● TO BE DONE: Restate the whole listing word for word. Pictures are left out.

■ ■ ■ ■ ■

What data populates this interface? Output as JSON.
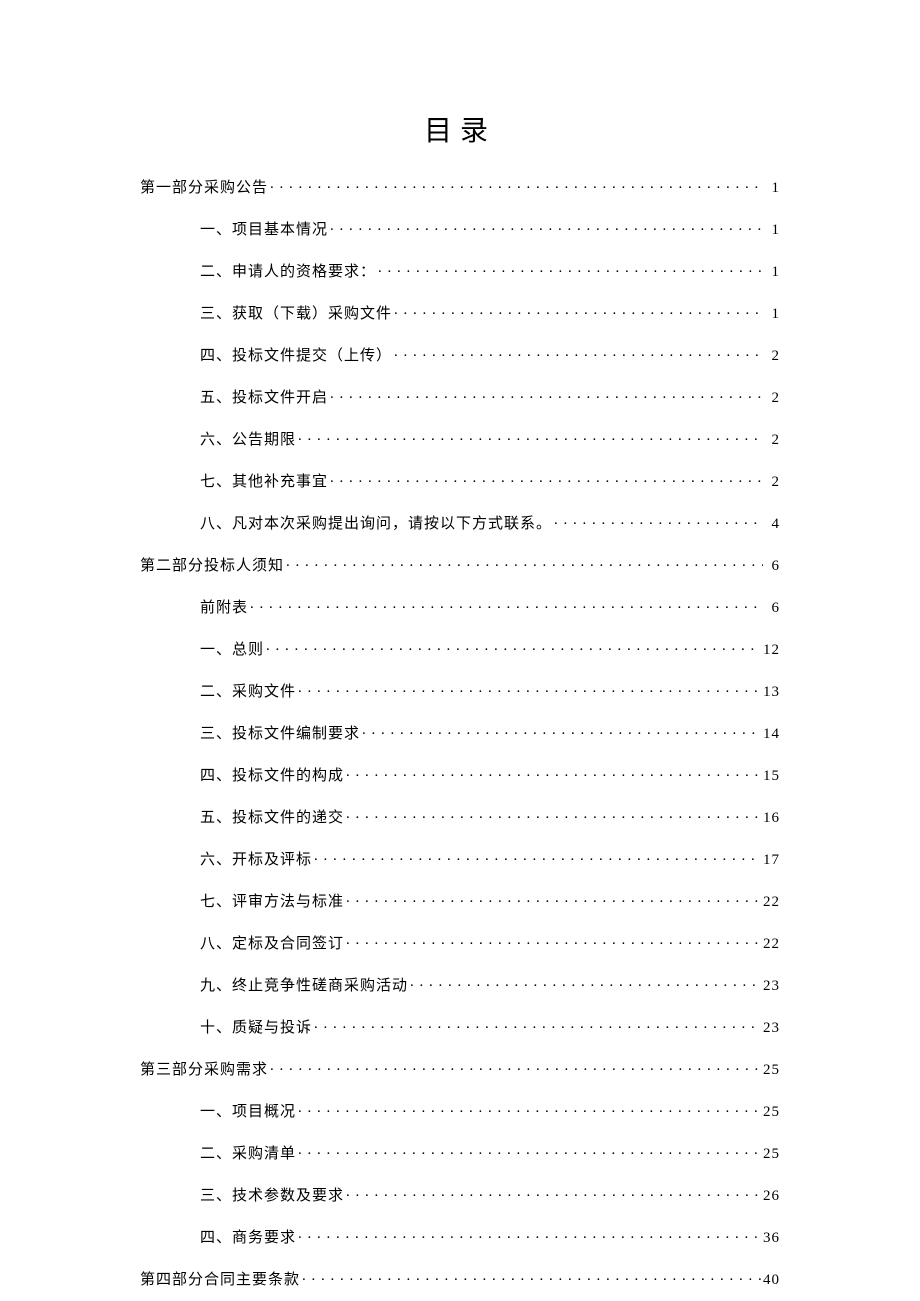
{
  "title": "目录",
  "toc": [
    {
      "level": 0,
      "label": "第一部分采购公告",
      "page": "1"
    },
    {
      "level": 1,
      "label": "一、项目基本情况",
      "page": "1"
    },
    {
      "level": 1,
      "label": "二、申请人的资格要求：",
      "page": "1"
    },
    {
      "level": 1,
      "label": "三、获取（下载）采购文件",
      "page": "1"
    },
    {
      "level": 1,
      "label": "四、投标文件提交（上传）",
      "page": "2"
    },
    {
      "level": 1,
      "label": "五、投标文件开启",
      "page": "2"
    },
    {
      "level": 1,
      "label": "六、公告期限",
      "page": "2"
    },
    {
      "level": 1,
      "label": "七、其他补充事宜",
      "page": "2"
    },
    {
      "level": 1,
      "label": "八、凡对本次采购提出询问，请按以下方式联系。",
      "page": "4"
    },
    {
      "level": 0,
      "label": "第二部分投标人须知",
      "page": "6"
    },
    {
      "level": 1,
      "label": "前附表",
      "page": "6"
    },
    {
      "level": 1,
      "label": "一、总则",
      "page": "12"
    },
    {
      "level": 1,
      "label": "二、采购文件",
      "page": "13"
    },
    {
      "level": 1,
      "label": "三、投标文件编制要求",
      "page": "14"
    },
    {
      "level": 1,
      "label": "四、投标文件的构成",
      "page": "15"
    },
    {
      "level": 1,
      "label": "五、投标文件的递交",
      "page": "16"
    },
    {
      "level": 1,
      "label": "六、开标及评标",
      "page": "17"
    },
    {
      "level": 1,
      "label": "七、评审方法与标准",
      "page": "22"
    },
    {
      "level": 1,
      "label": "八、定标及合同签订",
      "page": "22"
    },
    {
      "level": 1,
      "label": "九、终止竞争性磋商采购活动",
      "page": "23"
    },
    {
      "level": 1,
      "label": "十、质疑与投诉",
      "page": "23"
    },
    {
      "level": 0,
      "label": "第三部分采购需求",
      "page": "25"
    },
    {
      "level": 1,
      "label": "一、项目概况",
      "page": "25"
    },
    {
      "level": 1,
      "label": "二、采购清单",
      "page": "25"
    },
    {
      "level": 1,
      "label": "三、技术参数及要求",
      "page": "26"
    },
    {
      "level": 1,
      "label": "四、商务要求",
      "page": "36"
    },
    {
      "level": 0,
      "label": "第四部分合同主要条款",
      "page": "40"
    }
  ]
}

■ ■ ■ ■ ■

● CORRECT RESULT:
What data populates this interface? Output as JSON.
{
  "title": "目录",
  "toc": [
    {
      "level": 0,
      "label": "第一部分采购公告",
      "page": "1"
    },
    {
      "level": 1,
      "label": "一、项目基本情况",
      "page": "1"
    },
    {
      "level": 1,
      "label": "二、申请人的资格要求：",
      "page": "1"
    },
    {
      "level": 1,
      "label": "三、获取（下载）采购文件",
      "page": "1"
    },
    {
      "level": 1,
      "label": "四、投标文件提交（上传）",
      "page": "2"
    },
    {
      "level": 1,
      "label": "五、投标文件开启",
      "page": "2"
    },
    {
      "level": 1,
      "label": "六、公告期限",
      "page": "2"
    },
    {
      "level": 1,
      "label": "七、其他补充事宜",
      "page": "2"
    },
    {
      "level": 1,
      "label": "八、凡对本次采购提出询问，请按以下方式联系。",
      "page": "4"
    },
    {
      "level": 0,
      "label": "第二部分投标人须知",
      "page": "6"
    },
    {
      "level": 1,
      "label": "前附表",
      "page": "6"
    },
    {
      "level": 1,
      "label": "一、总则",
      "page": "12"
    },
    {
      "level": 1,
      "label": "二、采购文件",
      "page": "13"
    },
    {
      "level": 1,
      "label": "三、投标文件编制要求",
      "page": "14"
    },
    {
      "level": 1,
      "label": "四、投标文件的构成",
      "page": "15"
    },
    {
      "level": 1,
      "label": "五、投标文件的递交",
      "page": "16"
    },
    {
      "level": 1,
      "label": "六、开标及评标",
      "page": "17"
    },
    {
      "level": 1,
      "label": "七、评审方法与标准",
      "page": "22"
    },
    {
      "level": 1,
      "label": "八、定标及合同签订",
      "page": "22"
    },
    {
      "level": 1,
      "label": "九、终止竞争性磋商采购活动",
      "page": "23"
    },
    {
      "level": 1,
      "label": "十、质疑与投诉",
      "page": "23"
    },
    {
      "level": 0,
      "label": "第三部分采购需求",
      "page": "25"
    },
    {
      "level": 1,
      "label": "一、项目概况",
      "page": "25"
    },
    {
      "level": 1,
      "label": "二、采购清单",
      "page": "25"
    },
    {
      "level": 1,
      "label": "三、技术参数及要求",
      "page": "26"
    },
    {
      "level": 1,
      "label": "四、商务要求",
      "page": "36"
    },
    {
      "level": 0,
      "label": "第四部分合同主要条款",
      "page": "40"
    }
  ]
}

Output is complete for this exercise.